* SHORT EXERCISE: Tell how many lines contain the word "château". Reply with the number only.

Dataset entries
-=-=-
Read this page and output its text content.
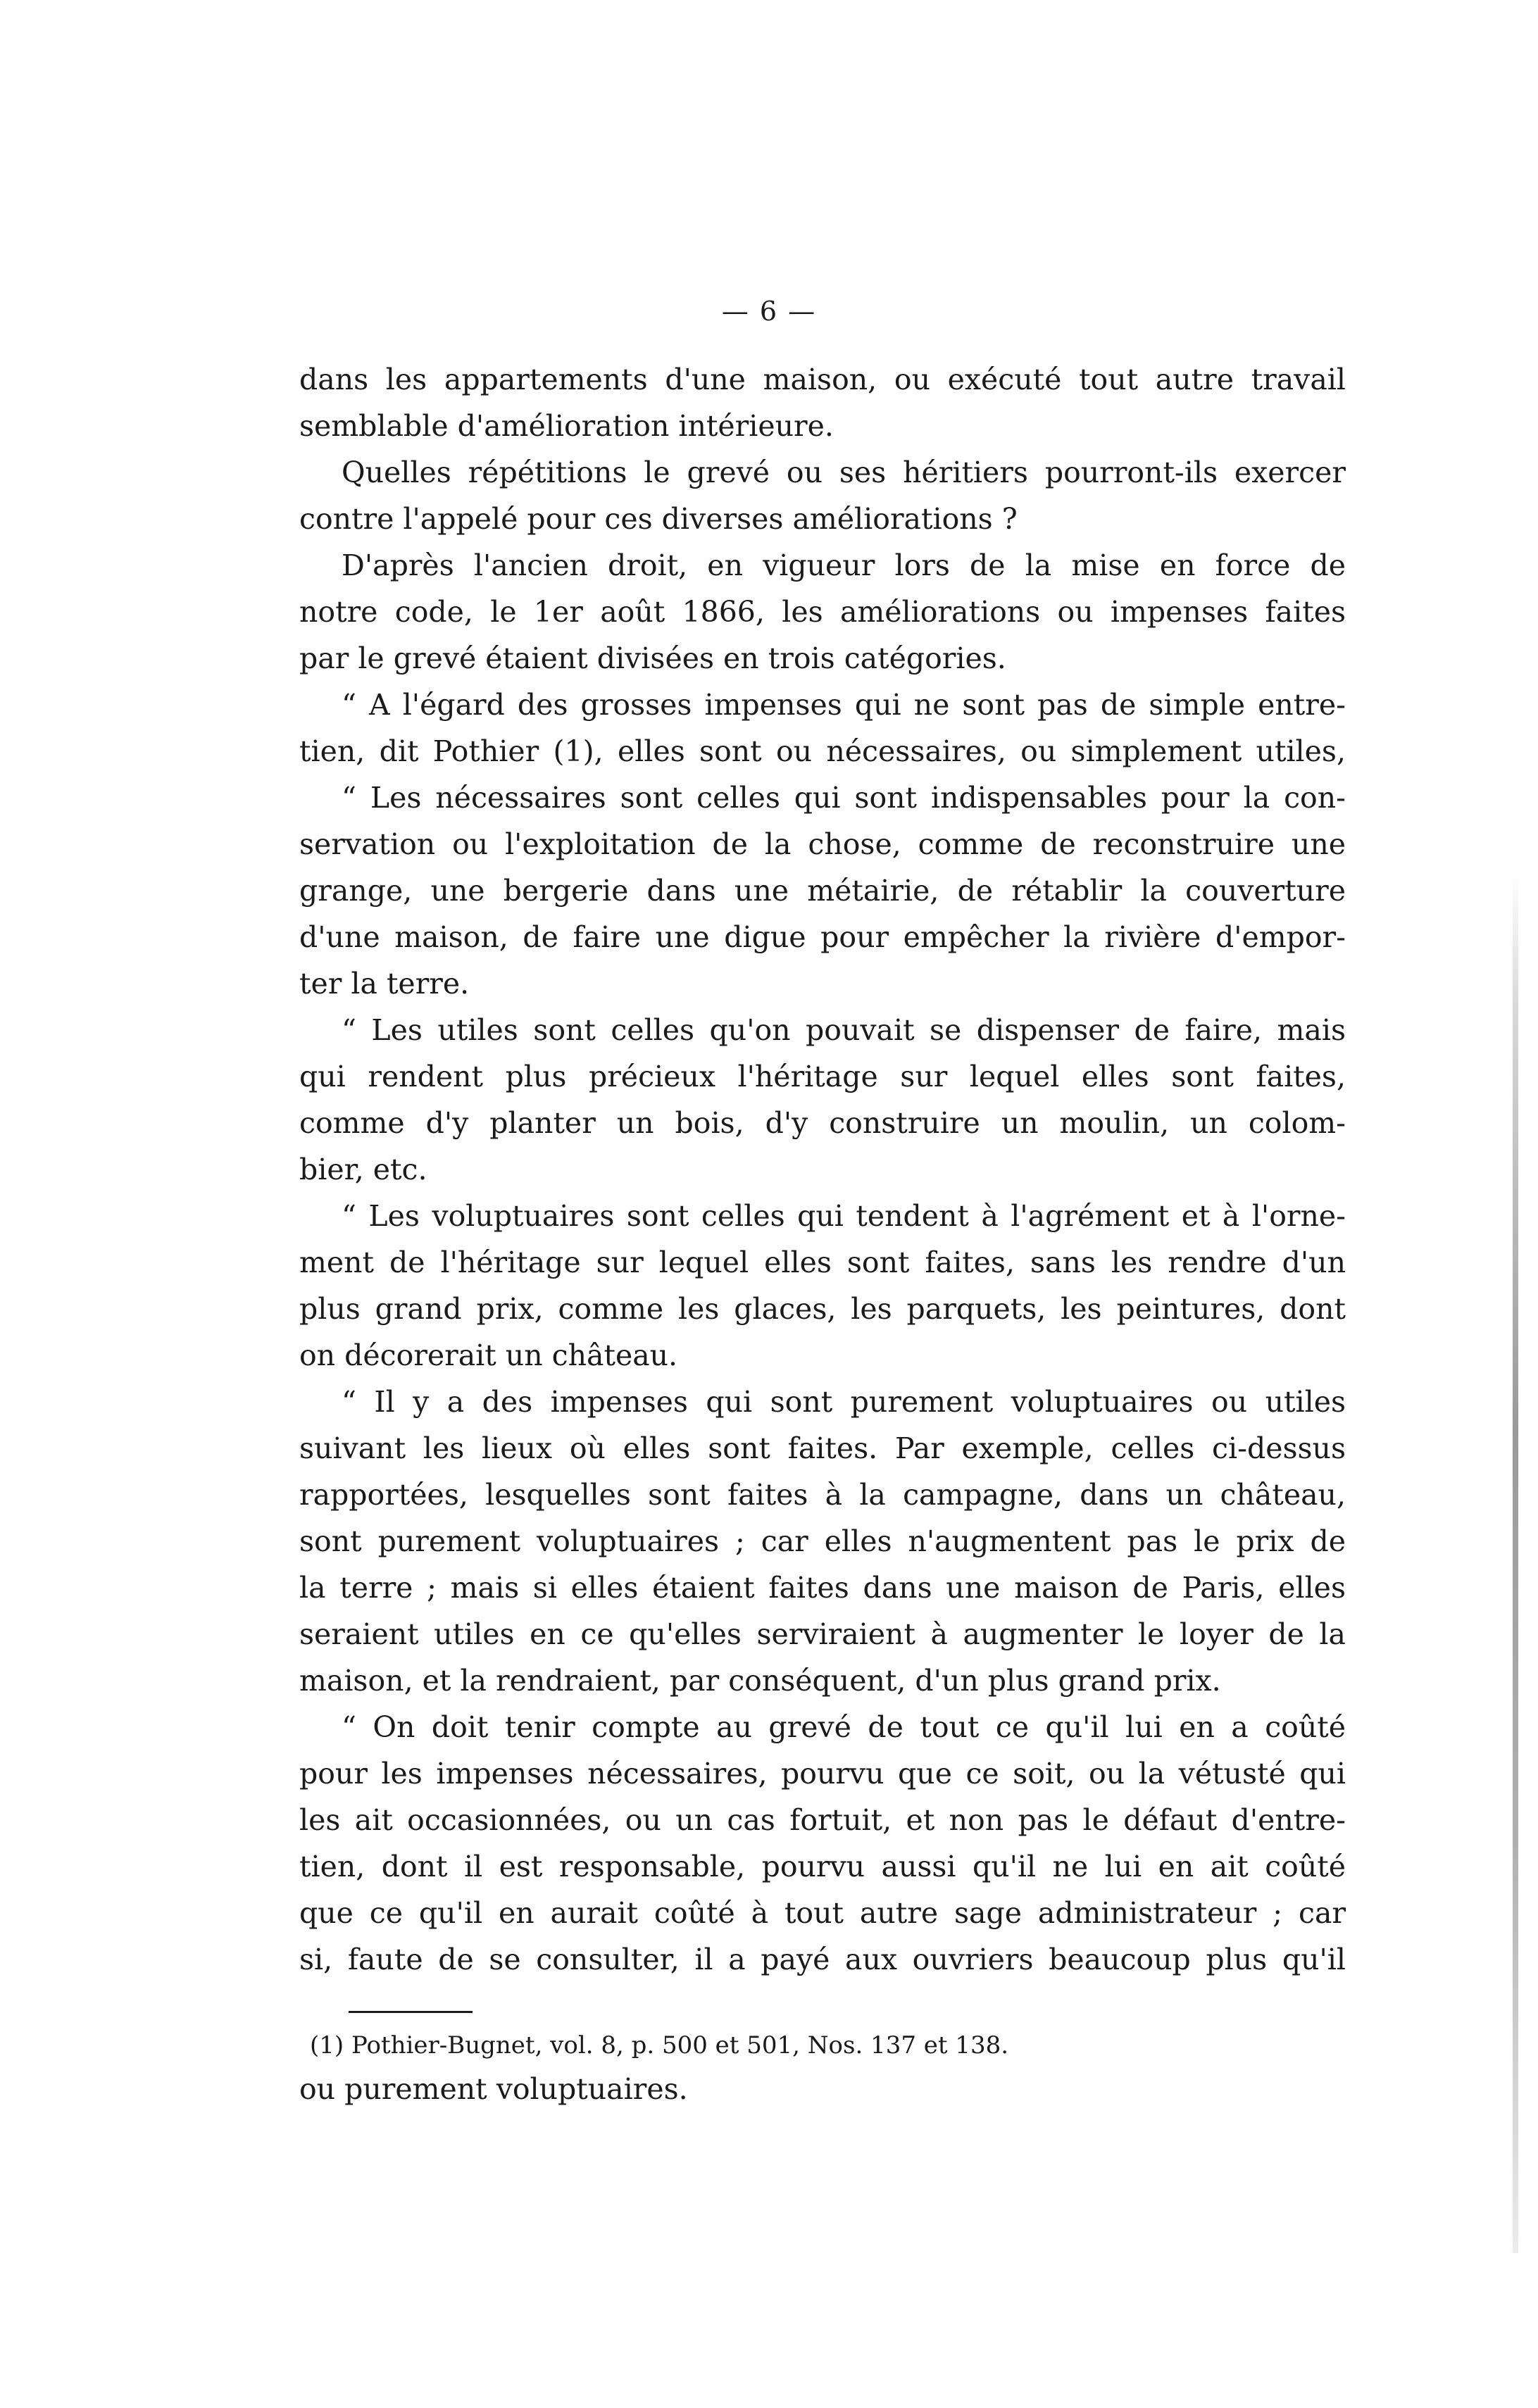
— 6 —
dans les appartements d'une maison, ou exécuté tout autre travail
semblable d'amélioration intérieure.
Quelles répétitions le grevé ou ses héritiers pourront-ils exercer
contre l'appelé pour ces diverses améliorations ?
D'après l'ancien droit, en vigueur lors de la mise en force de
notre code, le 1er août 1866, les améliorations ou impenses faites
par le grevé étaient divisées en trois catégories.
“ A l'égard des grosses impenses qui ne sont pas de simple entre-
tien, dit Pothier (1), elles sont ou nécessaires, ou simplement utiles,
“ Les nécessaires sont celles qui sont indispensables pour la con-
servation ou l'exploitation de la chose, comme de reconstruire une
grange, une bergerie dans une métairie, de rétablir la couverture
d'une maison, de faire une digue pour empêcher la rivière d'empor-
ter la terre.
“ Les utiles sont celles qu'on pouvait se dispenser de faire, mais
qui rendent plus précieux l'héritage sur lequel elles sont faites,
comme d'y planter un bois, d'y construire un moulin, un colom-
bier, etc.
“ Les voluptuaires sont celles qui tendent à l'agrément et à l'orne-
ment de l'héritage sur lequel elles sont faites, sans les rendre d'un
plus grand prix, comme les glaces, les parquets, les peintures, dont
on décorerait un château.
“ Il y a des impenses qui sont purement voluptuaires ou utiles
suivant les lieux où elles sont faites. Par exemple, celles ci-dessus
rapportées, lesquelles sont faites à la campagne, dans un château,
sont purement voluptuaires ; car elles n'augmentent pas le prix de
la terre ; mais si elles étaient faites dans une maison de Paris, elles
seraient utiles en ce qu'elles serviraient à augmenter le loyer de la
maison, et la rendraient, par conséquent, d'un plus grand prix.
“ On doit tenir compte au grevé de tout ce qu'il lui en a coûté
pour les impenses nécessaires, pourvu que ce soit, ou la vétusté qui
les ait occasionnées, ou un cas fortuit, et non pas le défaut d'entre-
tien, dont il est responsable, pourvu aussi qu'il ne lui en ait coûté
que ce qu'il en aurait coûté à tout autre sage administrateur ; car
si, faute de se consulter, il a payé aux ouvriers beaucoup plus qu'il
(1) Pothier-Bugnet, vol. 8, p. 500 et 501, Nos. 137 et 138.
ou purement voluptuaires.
-=-=-
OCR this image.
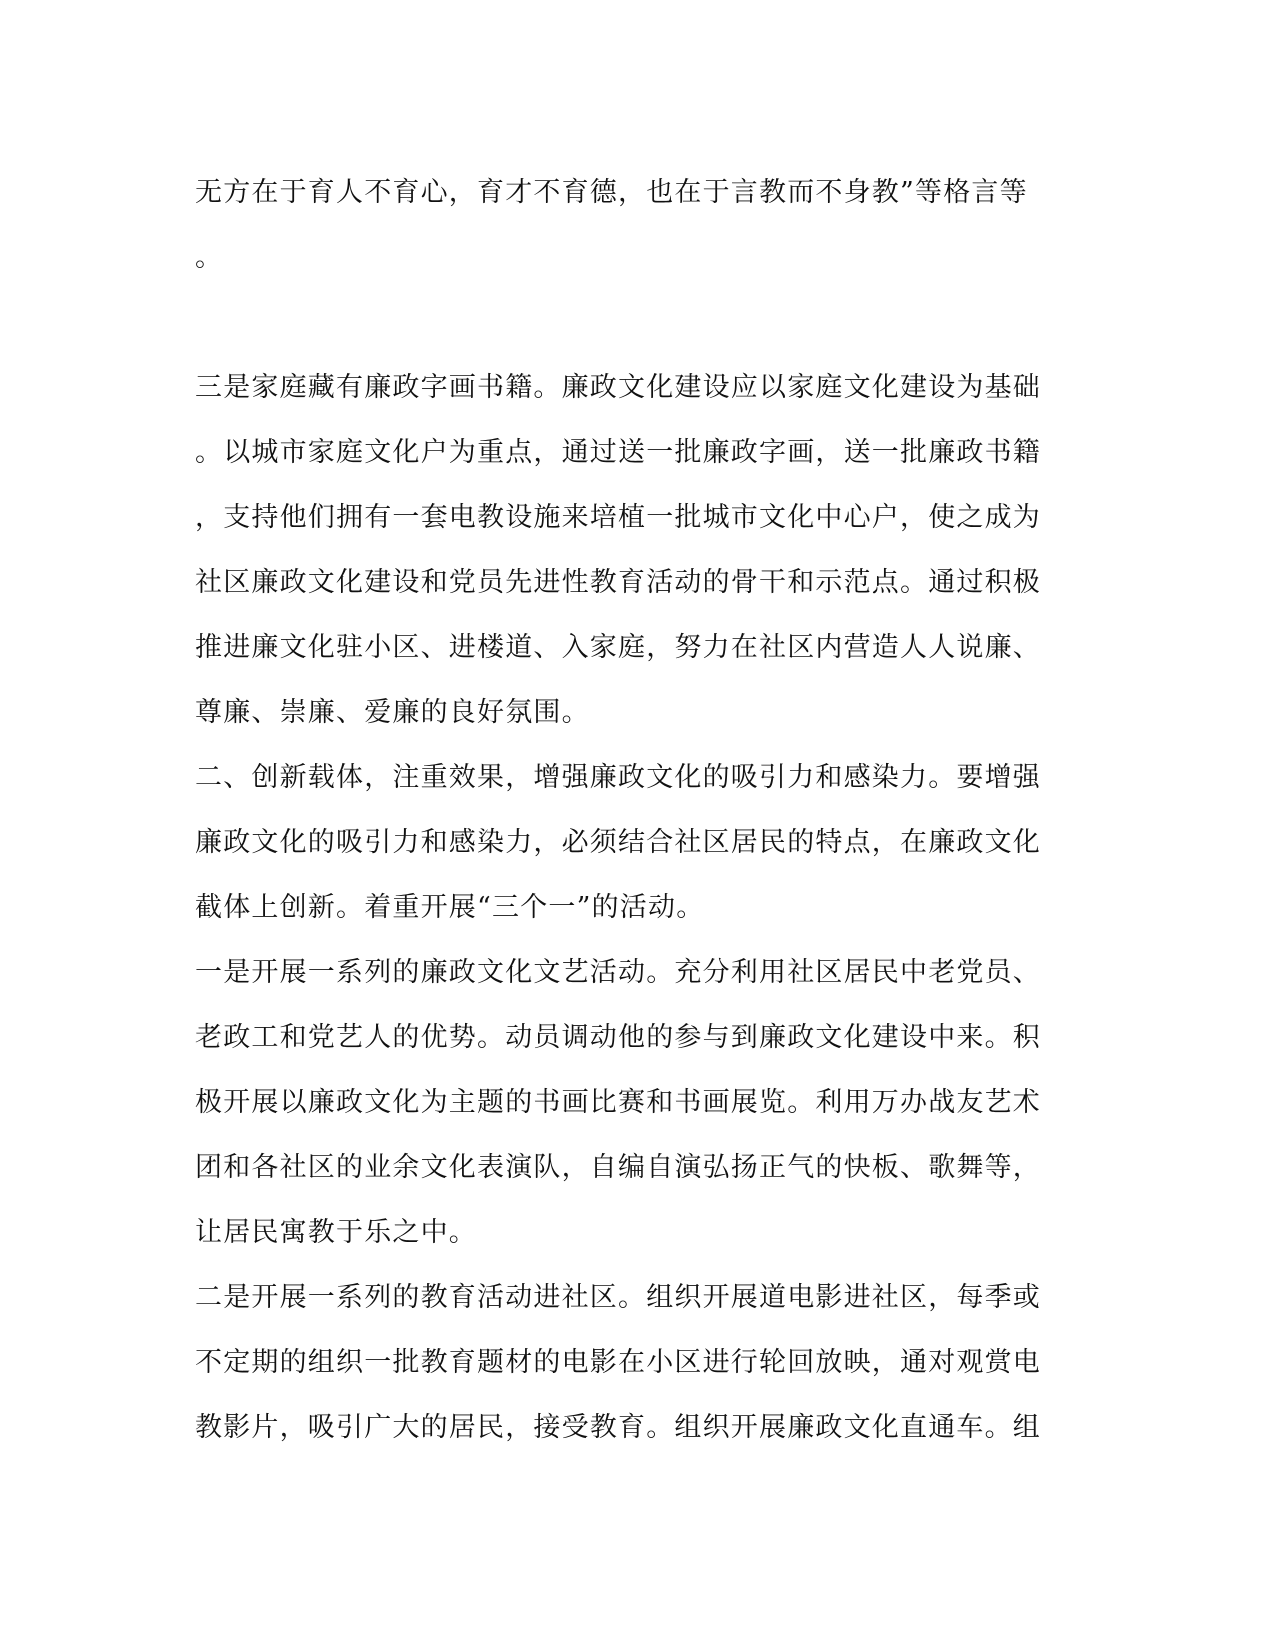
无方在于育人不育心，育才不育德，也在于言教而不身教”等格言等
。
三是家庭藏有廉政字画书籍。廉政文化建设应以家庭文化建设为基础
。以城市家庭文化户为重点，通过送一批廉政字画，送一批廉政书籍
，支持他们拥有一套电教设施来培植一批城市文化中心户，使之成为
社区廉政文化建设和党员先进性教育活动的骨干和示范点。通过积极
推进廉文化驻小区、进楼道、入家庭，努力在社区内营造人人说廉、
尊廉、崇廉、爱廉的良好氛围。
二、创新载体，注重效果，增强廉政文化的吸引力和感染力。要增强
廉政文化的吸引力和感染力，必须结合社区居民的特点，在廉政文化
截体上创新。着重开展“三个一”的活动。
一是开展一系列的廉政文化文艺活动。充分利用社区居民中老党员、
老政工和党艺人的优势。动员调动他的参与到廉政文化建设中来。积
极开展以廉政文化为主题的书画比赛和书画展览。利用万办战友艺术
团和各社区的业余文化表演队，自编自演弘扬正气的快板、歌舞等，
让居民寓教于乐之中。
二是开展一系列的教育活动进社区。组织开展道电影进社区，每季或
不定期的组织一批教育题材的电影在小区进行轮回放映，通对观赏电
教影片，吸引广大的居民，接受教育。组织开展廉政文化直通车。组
-=-=-
* SOLVED EXERCISE: 2